Records from a collection of figures:

begin

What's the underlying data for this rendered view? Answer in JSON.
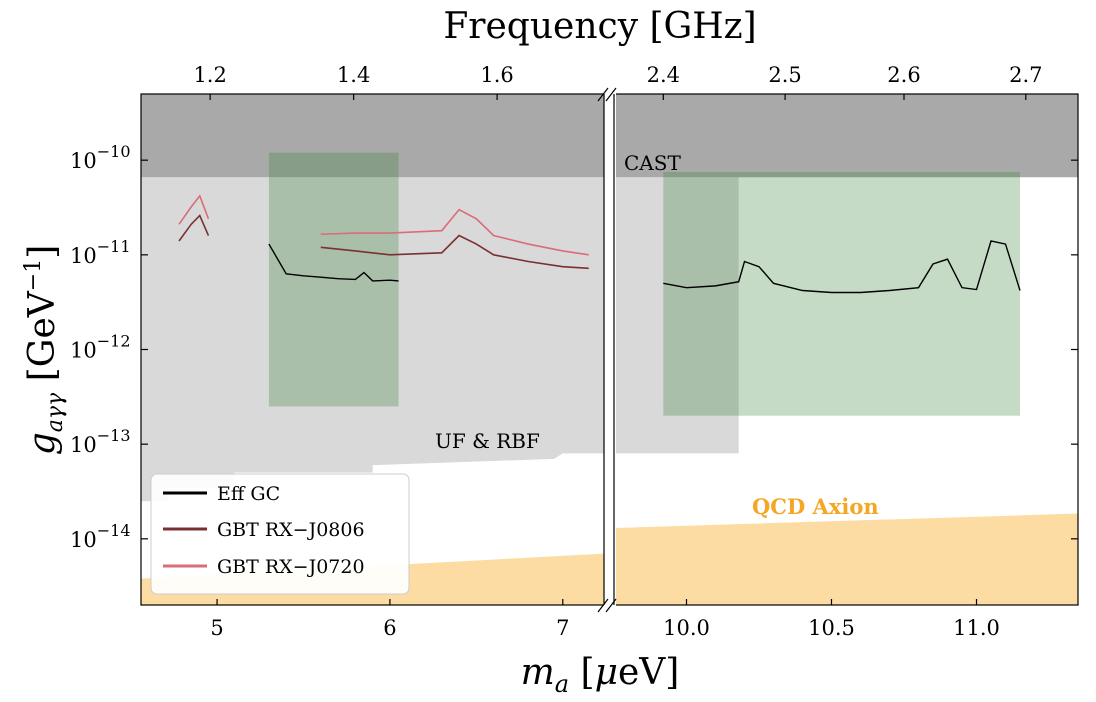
{
  "chart_data": {
    "type": "line",
    "xlabel": "m_a [μeV]",
    "ylabel": "g_aγγ [GeV^-1]",
    "top_xlabel": "Frequency [GHz]",
    "yscale": "log",
    "ylim": [
      2e-15,
      5e-10
    ],
    "yticks": [
      {
        "value": 1e-10,
        "base": "10",
        "exp": "−10"
      },
      {
        "value": 1e-11,
        "base": "10",
        "exp": "−11"
      },
      {
        "value": 1e-12,
        "base": "10",
        "exp": "−12"
      },
      {
        "value": 1e-13,
        "base": "10",
        "exp": "−13"
      },
      {
        "value": 1e-14,
        "base": "10",
        "exp": "−14"
      }
    ],
    "panels": [
      {
        "name": "left",
        "xlim": [
          4.56,
          7.25
        ],
        "xticks": [
          {
            "value": 5,
            "label": "5"
          },
          {
            "value": 6,
            "label": "6"
          },
          {
            "value": 7,
            "label": "7"
          }
        ],
        "top_ticks": [
          {
            "value": 4.96,
            "label": "1.2"
          },
          {
            "value": 5.79,
            "label": "1.4"
          },
          {
            "value": 6.62,
            "label": "1.6"
          }
        ],
        "series": [
          {
            "name": "Eff GC",
            "color": "#000000",
            "x": [
              5.3,
              5.4,
              5.5,
              5.6,
              5.7,
              5.8,
              5.85,
              5.9,
              6.0,
              6.05
            ],
            "y": [
              1.3e-11,
              6.3e-12,
              6e-12,
              5.8e-12,
              5.6e-12,
              5.5e-12,
              6.5e-12,
              5.3e-12,
              5.4e-12,
              5.3e-12
            ],
            "band": [
              2.5e-13,
              1.2e-10
            ]
          },
          {
            "name": "GBT RX−J0806",
            "color": "#7a3030",
            "x": [
              4.78,
              4.85,
              4.9,
              4.95,
              5.6,
              5.8,
              6.0,
              6.3,
              6.4,
              6.5,
              6.6,
              6.8,
              7.0,
              7.15
            ],
            "y": [
              1.4e-11,
              2.1e-11,
              2.6e-11,
              1.6e-11,
              1.2e-11,
              1.1e-11,
              1e-11,
              1.05e-11,
              1.6e-11,
              1.3e-11,
              1e-11,
              8.5e-12,
              7.5e-12,
              7.2e-12
            ]
          },
          {
            "name": "GBT RX−J0720",
            "color": "#d96d78",
            "x": [
              4.78,
              4.85,
              4.9,
              4.95,
              5.6,
              5.8,
              6.0,
              6.3,
              6.4,
              6.5,
              6.6,
              6.8,
              7.0,
              7.15
            ],
            "y": [
              2.1e-11,
              3.2e-11,
              4.2e-11,
              2.4e-11,
              1.65e-11,
              1.7e-11,
              1.7e-11,
              1.8e-11,
              3e-11,
              2.4e-11,
              1.6e-11,
              1.3e-11,
              1.1e-11,
              1e-11
            ]
          }
        ]
      },
      {
        "name": "right",
        "xlim": [
          9.75,
          11.35
        ],
        "xticks": [
          {
            "value": 10.0,
            "label": "10.0"
          },
          {
            "value": 10.5,
            "label": "10.5"
          },
          {
            "value": 11.0,
            "label": "11.0"
          }
        ],
        "top_ticks": [
          {
            "value": 9.92,
            "label": "2.4"
          },
          {
            "value": 10.34,
            "label": "2.5"
          },
          {
            "value": 10.75,
            "label": "2.6"
          },
          {
            "value": 11.17,
            "label": "2.7"
          }
        ],
        "series": [
          {
            "name": "Eff GC",
            "color": "#000000",
            "x": [
              9.92,
              10.0,
              10.1,
              10.18,
              10.2,
              10.25,
              10.3,
              10.4,
              10.5,
              10.6,
              10.7,
              10.8,
              10.85,
              10.9,
              10.95,
              11.0,
              11.05,
              11.1,
              11.15
            ],
            "y": [
              5e-12,
              4.5e-12,
              4.7e-12,
              5.2e-12,
              8.5e-12,
              7.5e-12,
              5e-12,
              4.2e-12,
              4e-12,
              4e-12,
              4.2e-12,
              4.5e-12,
              8e-12,
              9e-12,
              4.5e-12,
              4.3e-12,
              1.4e-11,
              1.3e-11,
              4.2e-12
            ],
            "band": [
              2e-13,
              7.5e-11
            ]
          }
        ]
      }
    ],
    "regions": [
      {
        "name": "CAST",
        "label": "CAST",
        "color": "#a9a9a9",
        "y_low": 6.6e-11
      },
      {
        "name": "UF & RBF",
        "label": "UF & RBF",
        "color": "#d9d9d9"
      },
      {
        "name": "QCD Axion",
        "label": "QCD Axion",
        "color": "#fcdca3",
        "label_color": "#f5a623"
      }
    ],
    "legend": {
      "position": "lower-left",
      "entries": [
        {
          "label": "Eff GC",
          "color": "#000000"
        },
        {
          "label": "GBT RX−J0806",
          "color": "#7a3030"
        },
        {
          "label": "GBT RX−J0720",
          "color": "#d96d78"
        }
      ]
    },
    "grid": false
  }
}
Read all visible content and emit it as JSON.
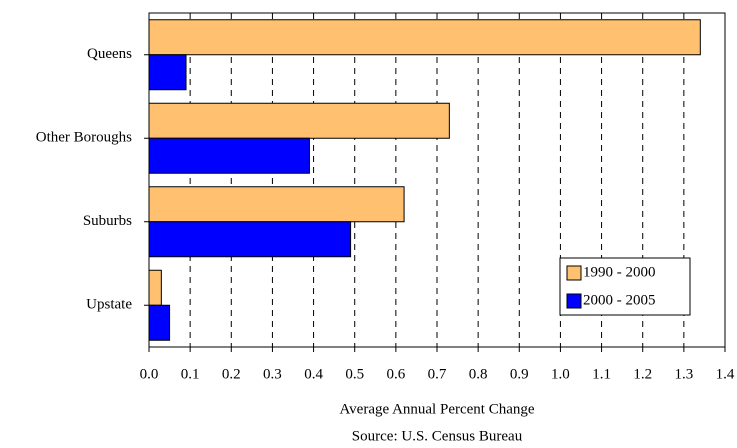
{
  "chart_data": {
    "type": "barh",
    "xlabel": "Average Annual Percent Change",
    "source": "Source: U.S. Census Bureau",
    "categories": [
      "Queens",
      "Other Boroughs",
      "Suburbs",
      "Upstate"
    ],
    "series": [
      {
        "name": "1990 - 2000",
        "color": "#ffc06f",
        "values": [
          1.34,
          0.73,
          0.62,
          0.03
        ]
      },
      {
        "name": "2000 - 2005",
        "color": "#0000ff",
        "values": [
          0.09,
          0.39,
          0.49,
          0.05
        ]
      }
    ],
    "xlim": [
      0,
      1.4
    ],
    "xticks": [
      {
        "value": 0,
        "label": "0.0"
      },
      0.1,
      0.2,
      0.3,
      0.4,
      0.5,
      0.6,
      0.7,
      0.8,
      0.9,
      {
        "value": 1,
        "label": "1.0"
      },
      1.1,
      1.2,
      1.3,
      1.4
    ],
    "grid": true,
    "legend": "lower right"
  }
}
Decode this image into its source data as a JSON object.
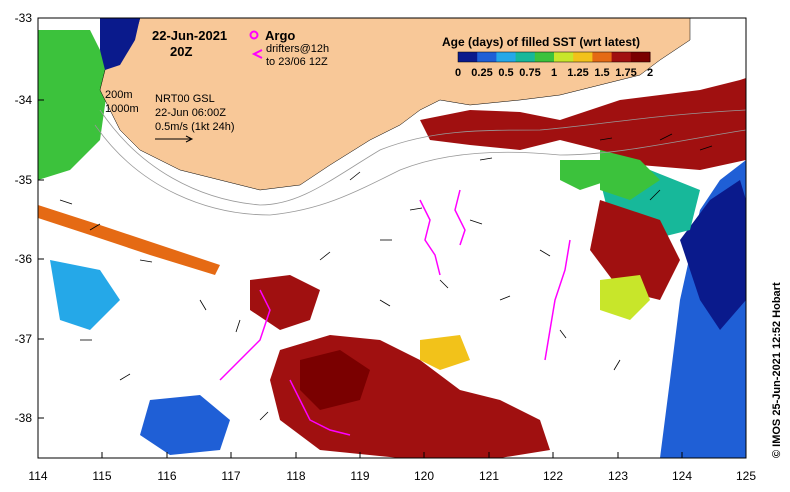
{
  "title": {
    "date": "22-Jun-2021",
    "time": "20Z"
  },
  "argo": {
    "label": "Argo",
    "drifters_line1": "drifters@12h",
    "drifters_line2": "to 23/06 12Z",
    "color": "#ff00ff"
  },
  "contours": {
    "c200": "200m",
    "c1000": "1000m"
  },
  "currents": {
    "source": "NRT00 GSL",
    "datetime": "22-Jun 06:00Z",
    "scale": "0.5m/s (1kt 24h)"
  },
  "legend": {
    "title": "Age (days) of filled SST (wrt latest)",
    "ticks": [
      "0",
      "0.25",
      "0.5",
      "0.75",
      "1",
      "1.25",
      "1.5",
      "1.75",
      "2"
    ],
    "colors": [
      "#0a1a8c",
      "#1f5fd6",
      "#25a8e8",
      "#17b89a",
      "#3cc23c",
      "#c8e62a",
      "#f2c21a",
      "#e56a14",
      "#a01010",
      "#7a0000"
    ]
  },
  "axes": {
    "x_ticks": [
      "114",
      "115",
      "116",
      "117",
      "118",
      "119",
      "120",
      "121",
      "122",
      "123",
      "124",
      "125"
    ],
    "y_ticks": [
      "-33",
      "-34",
      "-35",
      "-36",
      "-37",
      "-38"
    ]
  },
  "credit": "© IMOS 25-Jun-2021 12:52 Hobart",
  "colors": {
    "land": "#f8c898",
    "ocean_deep": "#0a1a8c",
    "missing": "#ffffff"
  }
}
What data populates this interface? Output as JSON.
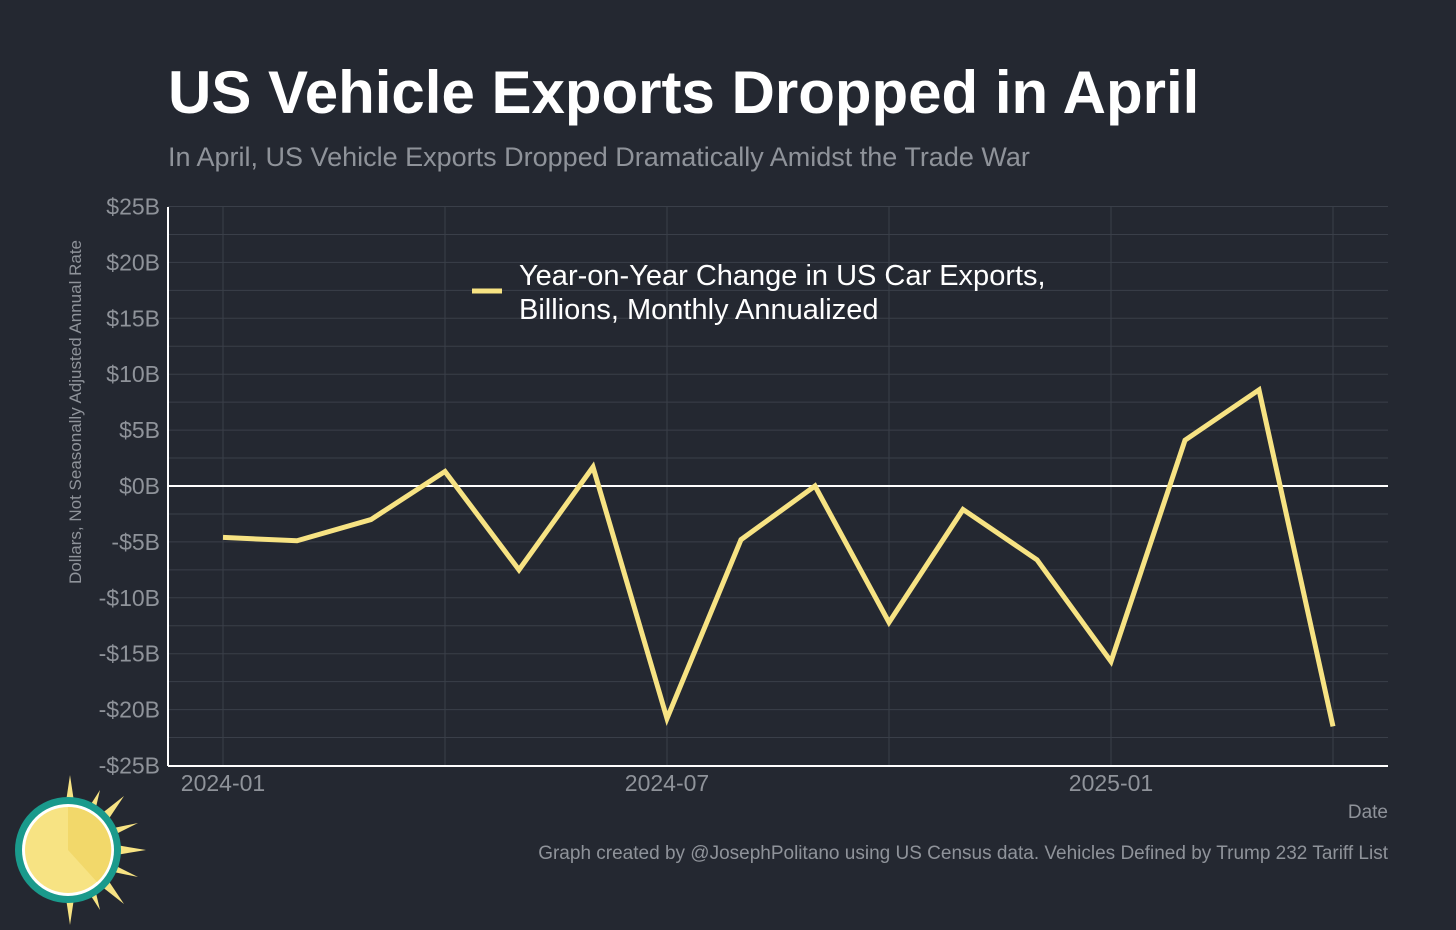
{
  "chart_data": {
    "type": "line",
    "title": "US Vehicle Exports Dropped in April",
    "subtitle": "In April, US Vehicle Exports Dropped Dramatically Amidst the Trade War",
    "xlabel": "Date",
    "ylabel": "Dollars, Not Seasonally Adjusted Annual Rate",
    "caption": "Graph created by @JosephPolitano using US Census data. Vehicles Defined by Trump 232 Tariff List",
    "ylim": [
      -25,
      25
    ],
    "yticks": [
      25,
      20,
      15,
      10,
      5,
      0,
      -5,
      -10,
      -15,
      -20,
      -25
    ],
    "ytick_labels": [
      "$25B",
      "$20B",
      "$15B",
      "$10B",
      "$5B",
      "$0B",
      "-$5B",
      "-$10B",
      "-$15B",
      "-$20B",
      "-$25B"
    ],
    "xtick_labels": [
      "2024-01",
      "2024-07",
      "2025-01"
    ],
    "xtick_index": [
      0,
      6,
      12
    ],
    "legend_placement": "top-center",
    "grid": true,
    "x": [
      "2024-01",
      "2024-02",
      "2024-03",
      "2024-04",
      "2024-05",
      "2024-06",
      "2024-07",
      "2024-08",
      "2024-09",
      "2024-10",
      "2024-11",
      "2024-12",
      "2025-01",
      "2025-02",
      "2025-03",
      "2025-04"
    ],
    "series": [
      {
        "name": "Year-on-Year Change in US Car Exports, Billions, Monthly Annualized",
        "legend_lines": [
          "Year-on-Year Change in US Car Exports,",
          "Billions, Monthly Annualized"
        ],
        "color": "#f7e383",
        "values": [
          -4.6,
          -4.9,
          -3.0,
          1.3,
          -7.5,
          1.7,
          -20.8,
          -4.8,
          0.0,
          -12.2,
          -2.1,
          -6.6,
          -15.7,
          4.1,
          8.6,
          -21.5
        ]
      }
    ]
  }
}
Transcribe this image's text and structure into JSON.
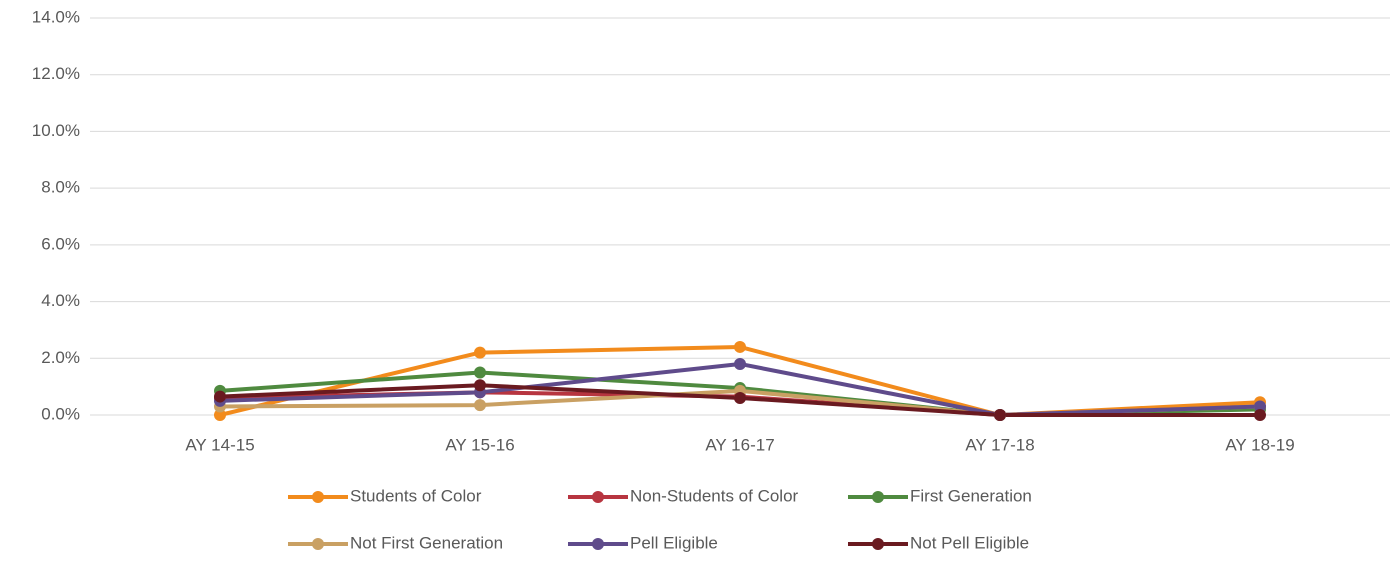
{
  "chart_data": {
    "type": "line",
    "categories": [
      "AY 14-15",
      "AY 15-16",
      "AY 16-17",
      "AY 17-18",
      "AY 18-19"
    ],
    "series": [
      {
        "name": "Students of Color",
        "color": "#f28b1c",
        "values": [
          0,
          2.2,
          2.4,
          0,
          0.45
        ]
      },
      {
        "name": "Non-Students of Color",
        "color": "#b73540",
        "values": [
          0.6,
          0.8,
          0.65,
          0,
          0.3
        ]
      },
      {
        "name": "First Generation",
        "color": "#4f8a3f",
        "values": [
          0.85,
          1.5,
          0.95,
          0,
          0.2
        ]
      },
      {
        "name": "Not First Generation",
        "color": "#c9a063",
        "values": [
          0.3,
          0.35,
          0.85,
          0,
          0.3
        ]
      },
      {
        "name": "Pell Eligible",
        "color": "#5f4b8b",
        "values": [
          0.5,
          0.8,
          1.8,
          0,
          0.3
        ]
      },
      {
        "name": "Not Pell Eligible",
        "color": "#6a1a20",
        "values": [
          0.65,
          1.05,
          0.6,
          0,
          0
        ]
      }
    ],
    "ylim": [
      0,
      14
    ],
    "yticks": [
      {
        "value": 0,
        "label": "0.0%"
      },
      {
        "value": 2,
        "label": "2.0%"
      },
      {
        "value": 4,
        "label": "4.0%"
      },
      {
        "value": 6,
        "label": "6.0%"
      },
      {
        "value": 8,
        "label": "8.0%"
      },
      {
        "value": 10,
        "label": "10.0%"
      },
      {
        "value": 12,
        "label": "12.0%"
      },
      {
        "value": 14,
        "label": "14.0%"
      }
    ],
    "grid": true,
    "legend": "bottom"
  }
}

end

Exercise objective >>
Look through the entries and return every line where "Change" appears.

Task output >>
    "xlabel": "Average Annual Percent Change",
        "name": "Year-on-Year Change in US Car Exports, Billions, Monthly Annualized",
          "Year-on-Year Change in US Car Exports,",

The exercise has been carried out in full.